[Coordinate annotation records]
※ ※ ※
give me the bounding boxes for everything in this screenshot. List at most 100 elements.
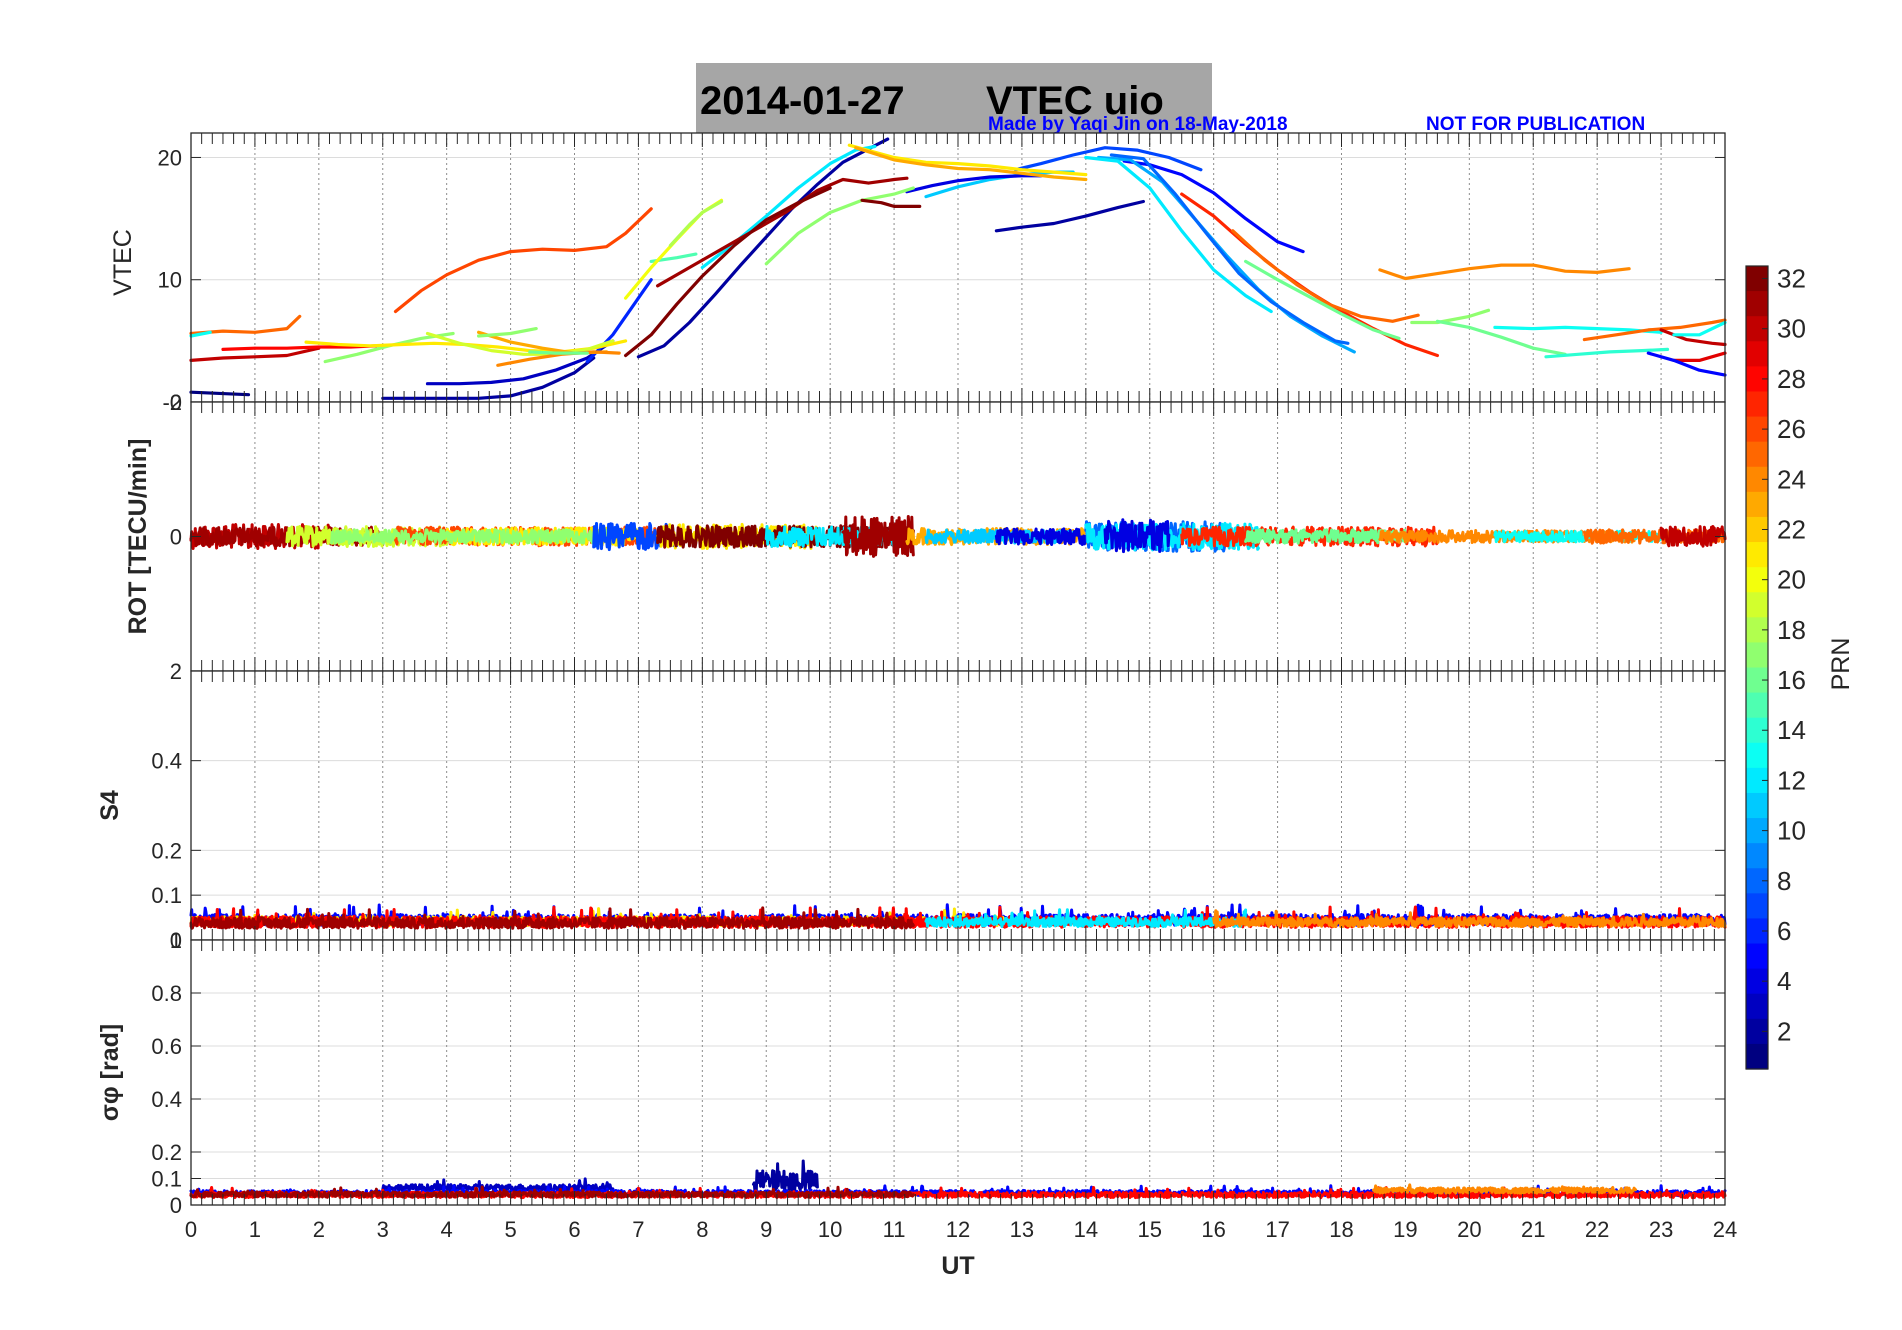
sigma_phi-xtick-label: 14 (1074, 1217, 1098, 1242)
vtec-series-prn-13 (1672, 320, 1727, 337)
sigma_phi-xtick-label: 17 (1265, 1217, 1289, 1242)
vtec-series-prn-10 (1097, 155, 1356, 354)
colorbar-swatch (1746, 692, 1768, 719)
s4-extra-label: 1 (170, 928, 182, 953)
sigma_phi-xtick-label: 13 (1010, 1217, 1034, 1242)
vtec-series-prn-25 (1582, 318, 1727, 342)
colorbar-swatch (1746, 818, 1768, 844)
colorbar-swatch (1746, 316, 1768, 342)
vtec-series-prn-17 (764, 186, 915, 266)
panel-sigma_phi: 00.10.20.40.60.8σφ [rad]0 1 2 3 4 5 6 7 8 9 10 11 12… (96, 939, 1737, 1280)
sigma_phi-xtick-label: 12 (946, 1217, 970, 1242)
colorbar-swatch (1746, 993, 1768, 1020)
colorbar-swatch (1746, 491, 1768, 518)
colorbar-swatch (1746, 893, 1768, 920)
sigma_phi-xtick-label: 4 (441, 1217, 453, 1242)
colorbar-swatch (1746, 466, 1768, 493)
sigma_phi-xtick-label: 16 (1201, 1217, 1225, 1242)
colorbar-swatch (1746, 1018, 1768, 1045)
vtec-ylabel: VTEC (109, 229, 137, 296)
sigma_phi-series-prn-31 (189, 1185, 915, 1199)
colorbar-tick-label: 4 (1777, 966, 1791, 996)
vtec-series-prn-5 (1646, 351, 1727, 377)
colorbar-tick-label: 18 (1777, 615, 1806, 645)
vtec-series-prn-17 (477, 327, 538, 338)
sigma_phi-xtick-label: 1 (249, 1217, 261, 1242)
vtec-series-prn-7 (1013, 146, 1203, 172)
sigma_phi-xtick-label: 18 (1329, 1217, 1353, 1242)
sigma_phi-xtick-label: 23 (1649, 1217, 1673, 1242)
sigma_phi-xtick-label: 7 (632, 1217, 644, 1242)
sigma_phi-series-prn-24 (1372, 1183, 1637, 1195)
colorbar-swatch (1746, 592, 1768, 618)
colorbar-tick-label: 22 (1777, 514, 1806, 544)
colorbar-swatch (1746, 266, 1768, 292)
rot-series-prn-17 (330, 528, 608, 545)
vtec-series-prn-14 (1544, 347, 1670, 359)
colorbar-tick-label: 20 (1777, 565, 1806, 595)
vtec-series-prn-16 (1435, 319, 1567, 356)
s4-ytick-label: 0 (170, 928, 182, 953)
sigma_phi-series-prn-3 (381, 1177, 615, 1193)
vtec-series-prn-8 (1109, 153, 1350, 345)
sigma_phi-xtick-label: 20 (1457, 1217, 1481, 1242)
rot-series-prn-4 (994, 527, 1088, 546)
colorbar-tick-label: 12 (1777, 765, 1806, 795)
colorbar-swatch (1746, 843, 1768, 869)
rot-ytick-label: 0 (170, 525, 182, 550)
colorbar-swatch (1746, 968, 1768, 995)
vtec-series-prn-32 (860, 198, 922, 208)
vtec-series-prn-4 (905, 174, 1043, 194)
colorbar-tick-label: 10 (1777, 816, 1806, 846)
colorbar-swatch (1746, 792, 1768, 819)
title-main: VTEC uio (986, 79, 1164, 123)
vtec-series-prn-25 (1231, 229, 1420, 323)
sigma_phi-xtick-label: 19 (1393, 1217, 1417, 1242)
sigma_phi-xtick-label: 11 (883, 1217, 906, 1242)
vtec-series-prn-2 (381, 356, 596, 400)
colorbar-swatch (1746, 918, 1768, 945)
sigma_phi-xtick-label: 8 (696, 1217, 708, 1242)
sigma_phi-series-prn-2 (752, 1159, 819, 1194)
vtec-series-prn-16 (528, 350, 589, 355)
colorbar-swatch (1746, 1043, 1768, 1070)
sigma_phi-ytick-label: 0.1 (151, 1167, 182, 1192)
vtec-series-prn-16 (1244, 259, 1401, 340)
rot-series-prn-16 (1244, 528, 1407, 545)
colorbar-swatch (1746, 717, 1768, 744)
colorbar-swatch (1746, 642, 1768, 669)
sigma_phi-xtick-label: 21 (1521, 1217, 1545, 1242)
vtec-series-prn-23 (854, 146, 1088, 182)
sigma_phi-ytick-label: 0 (170, 1193, 182, 1218)
rot-series-prn-4 (1103, 518, 1171, 554)
colorbar-swatch (1746, 516, 1768, 543)
colorbar-swatch (1746, 366, 1768, 393)
vtec-series-prn-13 (1493, 325, 1663, 334)
sigma_phi-xtick-label: 15 (1138, 1217, 1162, 1242)
colorbar-tick-label: 32 (1777, 264, 1806, 294)
colorbar-frame (1745, 265, 1769, 1070)
colorbar-swatch (1746, 391, 1768, 418)
vtec-series-prn-3 (425, 339, 615, 386)
vtec-series-prn-24 (1378, 263, 1631, 281)
s4-series-prn-31 (189, 906, 915, 930)
colorbar-swatch (1746, 291, 1768, 317)
s4-ytick-label: 0.1 (151, 883, 182, 908)
sigma_phi-ytick-label: 0.8 (151, 981, 182, 1006)
colorbar-label: PRN (1827, 638, 1855, 691)
vtec-series-prn-19 (425, 331, 615, 356)
vtec-series-prn-32 (624, 186, 832, 358)
panel-s4: 0 0.1 0.2 0.4 1 S4 (96, 670, 1727, 953)
vtec-series-prn-2 (994, 199, 1145, 233)
vtec-ytick-label: 20 (158, 145, 182, 170)
sigma_phi-xtick-label: 10 (818, 1217, 842, 1242)
sigma_phi-ytick-label: 0.2 (151, 1140, 182, 1165)
s4-ytick-label: 0.4 (151, 749, 182, 774)
vtec-series-prn-30 (189, 346, 321, 362)
vtec-series-prn-1 (189, 390, 251, 397)
sigma_phi-xlabel: UT (941, 1252, 974, 1280)
s4-ylabel: S4 (96, 790, 124, 821)
sigma_phi-ytick-label: 0.6 (151, 1034, 182, 1059)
※ ※ ※
Rewrite all of the items above with "colorbar-swatch" changed to "legend-swatch" everywhere it occurs, leaving everything else as it is and omitting the pictures.

#### WORKED ANSWER:
give me the bounding boxes for everything in this screenshot. List at most 100 elements.
sigma_phi-xtick-label: 14 (1074, 1217, 1098, 1242)
vtec-series-prn-13 (1672, 320, 1727, 337)
sigma_phi-xtick-label: 17 (1265, 1217, 1289, 1242)
vtec-series-prn-10 (1097, 155, 1356, 354)
legend-swatch (1746, 692, 1768, 719)
s4-extra-label: 1 (170, 928, 182, 953)
sigma_phi-xtick-label: 13 (1010, 1217, 1034, 1242)
vtec-series-prn-25 (1582, 318, 1727, 342)
legend-swatch (1746, 818, 1768, 844)
legend-swatch (1746, 316, 1768, 342)
vtec-series-prn-17 (764, 186, 915, 266)
panel-sigma_phi: 00.10.20.40.60.8σφ [rad]0 1 2 3 4 5 6 7 8 9 10 11 12… (96, 939, 1737, 1280)
sigma_phi-xtick-label: 12 (946, 1217, 970, 1242)
legend-swatch (1746, 993, 1768, 1020)
legend-swatch (1746, 491, 1768, 518)
legend-swatch (1746, 893, 1768, 920)
sigma_phi-xtick-label: 4 (441, 1217, 453, 1242)
legend-swatch (1746, 466, 1768, 493)
sigma_phi-xtick-label: 16 (1201, 1217, 1225, 1242)
legend-swatch (1746, 1018, 1768, 1045)
vtec-ylabel: VTEC (109, 229, 137, 296)
sigma_phi-series-prn-31 (189, 1185, 915, 1199)
colorbar-tick-label: 4 (1777, 966, 1791, 996)
vtec-series-prn-5 (1646, 351, 1727, 377)
colorbar-tick-label: 18 (1777, 615, 1806, 645)
vtec-series-prn-17 (477, 327, 538, 338)
sigma_phi-xtick-label: 1 (249, 1217, 261, 1242)
vtec-series-prn-7 (1013, 146, 1203, 172)
sigma_phi-xtick-label: 18 (1329, 1217, 1353, 1242)
sigma_phi-xtick-label: 23 (1649, 1217, 1673, 1242)
sigma_phi-xtick-label: 7 (632, 1217, 644, 1242)
sigma_phi-series-prn-24 (1372, 1183, 1637, 1195)
legend-swatch (1746, 592, 1768, 618)
colorbar-tick-label: 22 (1777, 514, 1806, 544)
legend-swatch (1746, 266, 1768, 292)
rot-series-prn-17 (330, 528, 608, 545)
vtec-series-prn-14 (1544, 347, 1670, 359)
colorbar-tick-label: 20 (1777, 565, 1806, 595)
vtec-series-prn-16 (1435, 319, 1567, 356)
s4-ytick-label: 0 (170, 928, 182, 953)
sigma_phi-series-prn-3 (381, 1177, 615, 1193)
vtec-series-prn-8 (1109, 153, 1350, 345)
sigma_phi-xtick-label: 20 (1457, 1217, 1481, 1242)
rot-series-prn-4 (994, 527, 1088, 546)
colorbar-tick-label: 12 (1777, 765, 1806, 795)
legend-swatch (1746, 843, 1768, 869)
rot-ytick-label: 0 (170, 525, 182, 550)
legend-swatch (1746, 968, 1768, 995)
vtec-series-prn-32 (860, 198, 922, 208)
vtec-series-prn-4 (905, 174, 1043, 194)
colorbar-tick-label: 10 (1777, 816, 1806, 846)
legend-swatch (1746, 792, 1768, 819)
title-main: VTEC uio (986, 79, 1164, 123)
vtec-series-prn-25 (1231, 229, 1420, 323)
sigma_phi-xtick-label: 19 (1393, 1217, 1417, 1242)
sigma_phi-xtick-label: 11 (883, 1217, 906, 1242)
vtec-series-prn-2 (381, 356, 596, 400)
legend-swatch (1746, 918, 1768, 945)
sigma_phi-xtick-label: 8 (696, 1217, 708, 1242)
sigma_phi-series-prn-2 (752, 1159, 819, 1194)
vtec-series-prn-16 (528, 350, 589, 355)
legend-swatch (1746, 1043, 1768, 1070)
sigma_phi-ytick-label: 0.1 (151, 1167, 182, 1192)
vtec-series-prn-16 (1244, 259, 1401, 340)
rot-series-prn-16 (1244, 528, 1407, 545)
legend-swatch (1746, 717, 1768, 744)
legend-swatch (1746, 642, 1768, 669)
sigma_phi-xtick-label: 21 (1521, 1217, 1545, 1242)
vtec-series-prn-23 (854, 146, 1088, 182)
sigma_phi-ytick-label: 0 (170, 1193, 182, 1218)
rot-series-prn-4 (1103, 518, 1171, 554)
legend-swatch (1746, 516, 1768, 543)
legend-swatch (1746, 366, 1768, 393)
vtec-series-prn-13 (1493, 325, 1663, 334)
sigma_phi-xtick-label: 15 (1138, 1217, 1162, 1242)
colorbar-tick-label: 32 (1777, 264, 1806, 294)
colorbar-frame (1745, 265, 1769, 1070)
legend-swatch (1746, 391, 1768, 418)
vtec-series-prn-3 (425, 339, 615, 386)
vtec-series-prn-24 (1378, 263, 1631, 281)
s4-series-prn-31 (189, 906, 915, 930)
legend-swatch (1746, 291, 1768, 317)
s4-ytick-label: 0.1 (151, 883, 182, 908)
sigma_phi-ytick-label: 0.8 (151, 981, 182, 1006)
colorbar-label: PRN (1827, 638, 1855, 691)
vtec-series-prn-19 (425, 331, 615, 356)
vtec-series-prn-32 (624, 186, 832, 358)
panel-s4: 0 0.1 0.2 0.4 1 S4 (96, 670, 1727, 953)
vtec-series-prn-2 (994, 199, 1145, 233)
vtec-ytick-label: 20 (158, 145, 182, 170)
sigma_phi-xtick-label: 10 (818, 1217, 842, 1242)
sigma_phi-ytick-label: 0.2 (151, 1140, 182, 1165)
s4-ytick-label: 0.4 (151, 749, 182, 774)
vtec-series-prn-30 (189, 346, 321, 362)
vtec-series-prn-1 (189, 390, 251, 397)
sigma_phi-xlabel: UT (941, 1252, 974, 1280)
s4-ylabel: S4 (96, 790, 124, 821)
sigma_phi-ytick-label: 0.6 (151, 1034, 182, 1059)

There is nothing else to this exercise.